------ EXCERPTED RECORDS

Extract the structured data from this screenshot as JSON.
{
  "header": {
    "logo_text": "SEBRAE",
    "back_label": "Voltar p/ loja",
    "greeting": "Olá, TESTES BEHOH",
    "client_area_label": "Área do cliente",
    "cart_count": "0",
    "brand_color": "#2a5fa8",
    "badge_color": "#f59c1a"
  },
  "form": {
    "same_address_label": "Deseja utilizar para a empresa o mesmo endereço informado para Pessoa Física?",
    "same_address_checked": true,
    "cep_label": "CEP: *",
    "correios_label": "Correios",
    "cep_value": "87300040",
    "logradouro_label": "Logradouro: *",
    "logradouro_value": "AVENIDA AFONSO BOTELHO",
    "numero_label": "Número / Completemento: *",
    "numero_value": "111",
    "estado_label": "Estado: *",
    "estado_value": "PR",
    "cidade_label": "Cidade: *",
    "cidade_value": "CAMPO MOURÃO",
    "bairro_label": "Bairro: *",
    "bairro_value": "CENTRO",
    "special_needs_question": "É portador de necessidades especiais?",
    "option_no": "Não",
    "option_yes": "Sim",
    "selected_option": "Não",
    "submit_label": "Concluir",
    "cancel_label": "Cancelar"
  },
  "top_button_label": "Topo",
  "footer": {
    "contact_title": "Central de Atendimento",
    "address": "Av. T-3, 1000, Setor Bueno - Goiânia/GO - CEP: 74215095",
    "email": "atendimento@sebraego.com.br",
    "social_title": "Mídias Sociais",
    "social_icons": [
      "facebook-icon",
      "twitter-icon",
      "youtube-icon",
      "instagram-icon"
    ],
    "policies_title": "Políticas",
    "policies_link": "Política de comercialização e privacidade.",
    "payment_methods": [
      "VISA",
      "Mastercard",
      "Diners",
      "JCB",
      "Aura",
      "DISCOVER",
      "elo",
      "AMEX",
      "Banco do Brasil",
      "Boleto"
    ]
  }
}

------------

**OBJECTIVE**
Your task is to repeat each line of the material exactly.

**RESPONSE TO THE EXERCISE**
Extract the structured data from this screenshot as JSON.
{
  "header": {
    "logo_text": "SEBRAE",
    "back_label": "Voltar p/ loja",
    "greeting": "Olá, TESTES BEHOH",
    "client_area_label": "Área do cliente",
    "cart_count": "0",
    "brand_color": "#2a5fa8",
    "badge_color": "#f59c1a"
  },
  "form": {
    "same_address_label": "Deseja utilizar para a empresa o mesmo endereço informado para Pessoa Física?",
    "same_address_checked": true,
    "cep_label": "CEP: *",
    "correios_label": "Correios",
    "cep_value": "87300040",
    "logradouro_label": "Logradouro: *",
    "logradouro_value": "AVENIDA AFONSO BOTELHO",
    "numero_label": "Número / Completemento: *",
    "numero_value": "111",
    "estado_label": "Estado: *",
    "estado_value": "PR",
    "cidade_label": "Cidade: *",
    "cidade_value": "CAMPO MOURÃO",
    "bairro_label": "Bairro: *",
    "bairro_value": "CENTRO",
    "special_needs_question": "É portador de necessidades especiais?",
    "option_no": "Não",
    "option_yes": "Sim",
    "selected_option": "Não",
    "submit_label": "Concluir",
    "cancel_label": "Cancelar"
  },
  "top_button_label": "Topo",
  "footer": {
    "contact_title": "Central de Atendimento",
    "address": "Av. T-3, 1000, Setor Bueno - Goiânia/GO - CEP: 74215095",
    "email": "atendimento@sebraego.com.br",
    "social_title": "Mídias Sociais",
    "social_icons": [
      "facebook-icon",
      "twitter-icon",
      "youtube-icon",
      "instagram-icon"
    ],
    "policies_title": "Políticas",
    "policies_link": "Política de comercialização e privacidade.",
    "payment_methods": [
      "VISA",
      "Mastercard",
      "Diners",
      "JCB",
      "Aura",
      "DISCOVER",
      "elo",
      "AMEX",
      "Banco do Brasil",
      "Boleto"
    ]
  }
}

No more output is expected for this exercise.